• [TASK]: Below are some entries; can you quote all of them exactly?
-- BEGIN --
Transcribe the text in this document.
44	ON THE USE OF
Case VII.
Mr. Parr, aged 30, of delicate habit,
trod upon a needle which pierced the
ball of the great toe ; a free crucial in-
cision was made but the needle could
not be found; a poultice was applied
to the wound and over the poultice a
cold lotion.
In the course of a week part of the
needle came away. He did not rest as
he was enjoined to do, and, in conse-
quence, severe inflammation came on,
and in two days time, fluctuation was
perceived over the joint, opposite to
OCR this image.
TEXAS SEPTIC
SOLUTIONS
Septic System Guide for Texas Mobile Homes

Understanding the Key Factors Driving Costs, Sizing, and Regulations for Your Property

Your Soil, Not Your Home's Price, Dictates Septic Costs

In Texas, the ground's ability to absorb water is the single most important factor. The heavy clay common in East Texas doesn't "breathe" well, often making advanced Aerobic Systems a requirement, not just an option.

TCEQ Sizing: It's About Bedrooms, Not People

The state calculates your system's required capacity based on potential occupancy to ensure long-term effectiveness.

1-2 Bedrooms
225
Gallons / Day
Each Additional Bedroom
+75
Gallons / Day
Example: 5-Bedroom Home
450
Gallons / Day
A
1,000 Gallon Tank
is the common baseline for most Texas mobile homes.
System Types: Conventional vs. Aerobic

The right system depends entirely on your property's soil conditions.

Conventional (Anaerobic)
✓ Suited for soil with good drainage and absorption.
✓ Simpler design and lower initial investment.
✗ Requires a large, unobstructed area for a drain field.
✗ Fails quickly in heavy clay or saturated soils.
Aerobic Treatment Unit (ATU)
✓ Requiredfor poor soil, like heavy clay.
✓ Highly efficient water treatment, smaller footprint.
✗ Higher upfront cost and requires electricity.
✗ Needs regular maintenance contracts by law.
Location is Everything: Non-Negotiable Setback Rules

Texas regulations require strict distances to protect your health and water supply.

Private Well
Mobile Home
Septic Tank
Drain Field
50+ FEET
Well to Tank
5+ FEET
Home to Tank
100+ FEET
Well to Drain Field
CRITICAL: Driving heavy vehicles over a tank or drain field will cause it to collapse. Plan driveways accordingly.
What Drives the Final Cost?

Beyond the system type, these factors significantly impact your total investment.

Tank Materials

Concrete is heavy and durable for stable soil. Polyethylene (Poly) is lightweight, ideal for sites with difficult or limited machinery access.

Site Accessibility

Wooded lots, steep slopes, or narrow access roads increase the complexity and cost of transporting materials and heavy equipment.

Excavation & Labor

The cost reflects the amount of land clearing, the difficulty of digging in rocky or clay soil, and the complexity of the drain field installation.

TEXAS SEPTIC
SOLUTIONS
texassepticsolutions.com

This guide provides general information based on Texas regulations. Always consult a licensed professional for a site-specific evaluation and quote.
-- END --
• [COMPLETE RESPONSE]:
Transcribe the text in this document.
44	ON THE USE OF
Case VII.
Mr. Parr, aged 30, of delicate habit,
trod upon a needle which pierced the
ball of the great toe ; a free crucial in-
cision was made but the needle could
not be found; a poultice was applied
to the wound and over the poultice a
cold lotion.
In the course of a week part of the
needle came away. He did not rest as
he was enjoined to do, and, in conse-
quence, severe inflammation came on,
and in two days time, fluctuation was
perceived over the joint, opposite to
OCR this image.
TEXAS SEPTIC
SOLUTIONS
Septic System Guide for Texas Mobile Homes

Understanding the Key Factors Driving Costs, Sizing, and Regulations for Your Property

Your Soil, Not Your Home's Price, Dictates Septic Costs

In Texas, the ground's ability to absorb water is the single most important factor. The heavy clay common in East Texas doesn't "breathe" well, often making advanced Aerobic Systems a requirement, not just an option.

TCEQ Sizing: It's About Bedrooms, Not People

The state calculates your system's required capacity based on potential occupancy to ensure long-term effectiveness.

1-2 Bedrooms
225
Gallons / Day
Each Additional Bedroom
+75
Gallons / Day
Example: 5-Bedroom Home
450
Gallons / Day
A
1,000 Gallon Tank
is the common baseline for most Texas mobile homes.
System Types: Conventional vs. Aerobic

The right system depends entirely on your property's soil conditions.

Conventional (Anaerobic)
✓ Suited for soil with good drainage and absorption.
✓ Simpler design and lower initial investment.
✗ Requires a large, unobstructed area for a drain field.
✗ Fails quickly in heavy clay or saturated soils.
Aerobic Treatment Unit (ATU)
✓ Requiredfor poor soil, like heavy clay.
✓ Highly efficient water treatment, smaller footprint.
✗ Higher upfront cost and requires electricity.
✗ Needs regular maintenance contracts by law.
Location is Everything: Non-Negotiable Setback Rules

Texas regulations require strict distances to protect your health and water supply.

Private Well
Mobile Home
Septic Tank
Drain Field
50+ FEET
Well to Tank
5+ FEET
Home to Tank
100+ FEET
Well to Drain Field
CRITICAL: Driving heavy vehicles over a tank or drain field will cause it to collapse. Plan driveways accordingly.
What Drives the Final Cost?

Beyond the system type, these factors significantly impact your total investment.

Tank Materials

Concrete is heavy and durable for stable soil. Polyethylene (Poly) is lightweight, ideal for sites with difficult or limited machinery access.

Site Accessibility

Wooded lots, steep slopes, or narrow access roads increase the complexity and cost of transporting materials and heavy equipment.

Excavation & Labor

The cost reflects the amount of land clearing, the difficulty of digging in rocky or clay soil, and the complexity of the drain field installation.

TEXAS SEPTIC
SOLUTIONS
texassepticsolutions.com

This guide provides general information based on Texas regulations. Always consult a licensed professional for a site-specific evaluation and quote.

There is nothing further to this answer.